[Your objective]
Pick out every line with the word "along" and copy it.

[Collected data]
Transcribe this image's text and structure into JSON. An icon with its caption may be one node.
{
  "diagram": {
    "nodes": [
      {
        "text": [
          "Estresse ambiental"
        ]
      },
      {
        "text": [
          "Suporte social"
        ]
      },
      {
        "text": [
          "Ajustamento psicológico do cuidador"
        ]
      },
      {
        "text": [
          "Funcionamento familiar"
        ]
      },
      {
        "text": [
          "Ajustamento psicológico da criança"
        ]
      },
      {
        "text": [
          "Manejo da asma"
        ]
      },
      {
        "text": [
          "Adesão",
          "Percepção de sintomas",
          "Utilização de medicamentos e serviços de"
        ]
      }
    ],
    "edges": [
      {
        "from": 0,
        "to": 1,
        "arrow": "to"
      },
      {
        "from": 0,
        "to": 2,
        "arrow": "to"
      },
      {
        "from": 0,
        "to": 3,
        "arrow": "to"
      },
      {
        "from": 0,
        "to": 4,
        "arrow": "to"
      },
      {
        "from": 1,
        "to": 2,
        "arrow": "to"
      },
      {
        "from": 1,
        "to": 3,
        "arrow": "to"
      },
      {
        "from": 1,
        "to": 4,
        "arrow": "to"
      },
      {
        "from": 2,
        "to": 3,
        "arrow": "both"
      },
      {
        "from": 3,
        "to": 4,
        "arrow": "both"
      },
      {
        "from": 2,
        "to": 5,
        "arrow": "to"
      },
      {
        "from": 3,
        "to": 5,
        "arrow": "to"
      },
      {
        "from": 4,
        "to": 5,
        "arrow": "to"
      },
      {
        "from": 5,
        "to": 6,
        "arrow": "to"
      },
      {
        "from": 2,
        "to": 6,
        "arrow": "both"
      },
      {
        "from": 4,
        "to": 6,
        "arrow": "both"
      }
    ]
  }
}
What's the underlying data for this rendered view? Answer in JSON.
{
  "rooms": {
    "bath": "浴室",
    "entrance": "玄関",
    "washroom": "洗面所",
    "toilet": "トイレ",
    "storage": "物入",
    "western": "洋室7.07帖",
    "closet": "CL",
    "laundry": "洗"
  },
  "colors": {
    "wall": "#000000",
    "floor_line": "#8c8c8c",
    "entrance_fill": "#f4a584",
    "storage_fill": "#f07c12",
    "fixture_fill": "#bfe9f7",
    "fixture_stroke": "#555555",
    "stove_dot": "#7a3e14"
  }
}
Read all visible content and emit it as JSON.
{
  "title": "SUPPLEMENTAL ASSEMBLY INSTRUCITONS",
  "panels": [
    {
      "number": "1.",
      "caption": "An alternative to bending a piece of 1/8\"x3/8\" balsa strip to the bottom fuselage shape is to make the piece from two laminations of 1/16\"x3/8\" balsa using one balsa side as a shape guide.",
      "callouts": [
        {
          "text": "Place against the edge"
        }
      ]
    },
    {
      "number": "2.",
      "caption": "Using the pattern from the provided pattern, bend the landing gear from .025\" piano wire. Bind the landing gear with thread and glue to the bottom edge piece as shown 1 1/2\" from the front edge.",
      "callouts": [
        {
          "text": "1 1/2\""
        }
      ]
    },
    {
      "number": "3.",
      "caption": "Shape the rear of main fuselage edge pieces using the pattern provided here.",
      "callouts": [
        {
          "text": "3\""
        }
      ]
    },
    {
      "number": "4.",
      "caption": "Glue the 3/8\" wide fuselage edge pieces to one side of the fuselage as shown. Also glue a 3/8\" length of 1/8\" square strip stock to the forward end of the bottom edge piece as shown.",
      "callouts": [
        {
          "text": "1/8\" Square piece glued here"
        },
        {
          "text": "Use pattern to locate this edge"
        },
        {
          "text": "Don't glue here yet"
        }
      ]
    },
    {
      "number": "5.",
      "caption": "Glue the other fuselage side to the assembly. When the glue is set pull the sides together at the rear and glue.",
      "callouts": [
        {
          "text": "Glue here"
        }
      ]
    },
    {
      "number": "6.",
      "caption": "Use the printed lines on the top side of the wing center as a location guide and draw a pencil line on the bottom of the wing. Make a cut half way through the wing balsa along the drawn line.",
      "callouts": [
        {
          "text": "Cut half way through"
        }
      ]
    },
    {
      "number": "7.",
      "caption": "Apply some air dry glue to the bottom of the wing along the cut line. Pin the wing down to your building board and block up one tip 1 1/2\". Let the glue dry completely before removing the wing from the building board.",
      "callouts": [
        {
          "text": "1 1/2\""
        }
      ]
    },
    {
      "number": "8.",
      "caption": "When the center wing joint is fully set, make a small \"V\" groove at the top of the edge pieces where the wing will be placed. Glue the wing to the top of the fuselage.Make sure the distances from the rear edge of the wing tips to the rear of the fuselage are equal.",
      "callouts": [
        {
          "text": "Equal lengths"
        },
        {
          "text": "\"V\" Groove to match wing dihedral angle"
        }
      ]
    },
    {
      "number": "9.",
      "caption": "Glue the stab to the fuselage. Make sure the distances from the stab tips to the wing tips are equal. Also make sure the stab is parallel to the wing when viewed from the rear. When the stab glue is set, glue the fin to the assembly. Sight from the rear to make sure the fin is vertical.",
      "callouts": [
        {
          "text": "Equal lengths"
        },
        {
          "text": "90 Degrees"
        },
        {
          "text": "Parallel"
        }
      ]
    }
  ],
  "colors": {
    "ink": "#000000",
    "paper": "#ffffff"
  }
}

[Response]
      "caption": "Use the printed lines on the top side of the wing center as a location guide and draw a pencil line on the bottom of the wing. Make a cut half way through the wing balsa along the drawn line.",
      "caption": "Apply some air dry glue to the bottom of the wing along the cut line. Pin the wing down to your building board and block up one tip 1 1/2\". Let the glue dry completely before removing the wing from the building board.",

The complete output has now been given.